» EXERCISE GOAL
The records that follow must be reproduced in full, exactly as written.

(Collected data entries)
----

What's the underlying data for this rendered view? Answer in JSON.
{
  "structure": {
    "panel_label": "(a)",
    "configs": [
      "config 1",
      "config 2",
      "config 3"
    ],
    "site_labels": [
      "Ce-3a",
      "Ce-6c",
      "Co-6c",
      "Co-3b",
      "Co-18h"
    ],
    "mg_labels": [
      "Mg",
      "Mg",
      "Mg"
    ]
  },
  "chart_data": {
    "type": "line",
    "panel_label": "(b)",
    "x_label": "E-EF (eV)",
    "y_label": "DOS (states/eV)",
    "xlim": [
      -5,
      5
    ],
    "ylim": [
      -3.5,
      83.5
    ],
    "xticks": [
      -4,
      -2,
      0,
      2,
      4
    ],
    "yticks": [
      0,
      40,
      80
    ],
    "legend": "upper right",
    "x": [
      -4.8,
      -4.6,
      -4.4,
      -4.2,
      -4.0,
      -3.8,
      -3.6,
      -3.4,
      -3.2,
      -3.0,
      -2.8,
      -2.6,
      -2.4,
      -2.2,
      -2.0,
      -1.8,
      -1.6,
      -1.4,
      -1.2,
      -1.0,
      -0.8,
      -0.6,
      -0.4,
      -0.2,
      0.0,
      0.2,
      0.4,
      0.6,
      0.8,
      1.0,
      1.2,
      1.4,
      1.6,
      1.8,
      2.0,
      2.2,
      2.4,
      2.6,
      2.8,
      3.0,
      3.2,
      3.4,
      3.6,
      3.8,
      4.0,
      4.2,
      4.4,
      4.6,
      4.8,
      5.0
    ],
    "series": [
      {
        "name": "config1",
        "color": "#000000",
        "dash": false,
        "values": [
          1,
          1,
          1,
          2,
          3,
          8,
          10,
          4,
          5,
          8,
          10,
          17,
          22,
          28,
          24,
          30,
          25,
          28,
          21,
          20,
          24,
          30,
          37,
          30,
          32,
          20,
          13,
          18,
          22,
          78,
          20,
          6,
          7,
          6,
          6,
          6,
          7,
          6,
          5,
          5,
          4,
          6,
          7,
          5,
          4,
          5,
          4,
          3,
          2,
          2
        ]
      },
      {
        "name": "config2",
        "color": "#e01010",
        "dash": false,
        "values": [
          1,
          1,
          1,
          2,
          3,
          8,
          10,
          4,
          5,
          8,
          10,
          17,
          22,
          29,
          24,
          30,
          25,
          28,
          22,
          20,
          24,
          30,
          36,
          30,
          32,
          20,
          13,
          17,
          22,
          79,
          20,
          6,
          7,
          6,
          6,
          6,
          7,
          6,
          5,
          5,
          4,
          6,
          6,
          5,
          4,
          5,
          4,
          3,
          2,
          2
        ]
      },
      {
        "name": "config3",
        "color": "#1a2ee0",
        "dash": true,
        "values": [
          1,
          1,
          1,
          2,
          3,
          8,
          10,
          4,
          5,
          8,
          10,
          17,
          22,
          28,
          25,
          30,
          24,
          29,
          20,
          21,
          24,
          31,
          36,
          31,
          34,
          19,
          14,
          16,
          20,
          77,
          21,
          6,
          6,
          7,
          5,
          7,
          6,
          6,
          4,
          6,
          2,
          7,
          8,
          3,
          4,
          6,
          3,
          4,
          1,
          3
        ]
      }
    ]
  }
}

----

» EXERCISE RESPONSE
What's the underlying data for this rendered view? Answer in JSON.
{
  "structure": {
    "panel_label": "(a)",
    "configs": [
      "config 1",
      "config 2",
      "config 3"
    ],
    "site_labels": [
      "Ce-3a",
      "Ce-6c",
      "Co-6c",
      "Co-3b",
      "Co-18h"
    ],
    "mg_labels": [
      "Mg",
      "Mg",
      "Mg"
    ]
  },
  "chart_data": {
    "type": "line",
    "panel_label": "(b)",
    "x_label": "E-EF (eV)",
    "y_label": "DOS (states/eV)",
    "xlim": [
      -5,
      5
    ],
    "ylim": [
      -3.5,
      83.5
    ],
    "xticks": [
      -4,
      -2,
      0,
      2,
      4
    ],
    "yticks": [
      0,
      40,
      80
    ],
    "legend": "upper right",
    "x": [
      -4.8,
      -4.6,
      -4.4,
      -4.2,
      -4.0,
      -3.8,
      -3.6,
      -3.4,
      -3.2,
      -3.0,
      -2.8,
      -2.6,
      -2.4,
      -2.2,
      -2.0,
      -1.8,
      -1.6,
      -1.4,
      -1.2,
      -1.0,
      -0.8,
      -0.6,
      -0.4,
      -0.2,
      0.0,
      0.2,
      0.4,
      0.6,
      0.8,
      1.0,
      1.2,
      1.4,
      1.6,
      1.8,
      2.0,
      2.2,
      2.4,
      2.6,
      2.8,
      3.0,
      3.2,
      3.4,
      3.6,
      3.8,
      4.0,
      4.2,
      4.4,
      4.6,
      4.8,
      5.0
    ],
    "series": [
      {
        "name": "config1",
        "color": "#000000",
        "dash": false,
        "values": [
          1,
          1,
          1,
          2,
          3,
          8,
          10,
          4,
          5,
          8,
          10,
          17,
          22,
          28,
          24,
          30,
          25,
          28,
          21,
          20,
          24,
          30,
          37,
          30,
          32,
          20,
          13,
          18,
          22,
          78,
          20,
          6,
          7,
          6,
          6,
          6,
          7,
          6,
          5,
          5,
          4,
          6,
          7,
          5,
          4,
          5,
          4,
          3,
          2,
          2
        ]
      },
      {
        "name": "config2",
        "color": "#e01010",
        "dash": false,
        "values": [
          1,
          1,
          1,
          2,
          3,
          8,
          10,
          4,
          5,
          8,
          10,
          17,
          22,
          29,
          24,
          30,
          25,
          28,
          22,
          20,
          24,
          30,
          36,
          30,
          32,
          20,
          13,
          17,
          22,
          79,
          20,
          6,
          7,
          6,
          6,
          6,
          7,
          6,
          5,
          5,
          4,
          6,
          6,
          5,
          4,
          5,
          4,
          3,
          2,
          2
        ]
      },
      {
        "name": "config3",
        "color": "#1a2ee0",
        "dash": true,
        "values": [
          1,
          1,
          1,
          2,
          3,
          8,
          10,
          4,
          5,
          8,
          10,
          17,
          22,
          28,
          25,
          30,
          24,
          29,
          20,
          21,
          24,
          31,
          36,
          31,
          34,
          19,
          14,
          16,
          20,
          77,
          21,
          6,
          6,
          7,
          5,
          7,
          6,
          6,
          4,
          6,
          2,
          7,
          8,
          3,
          4,
          6,
          3,
          4,
          1,
          3
        ]
      }
    ]
  }
}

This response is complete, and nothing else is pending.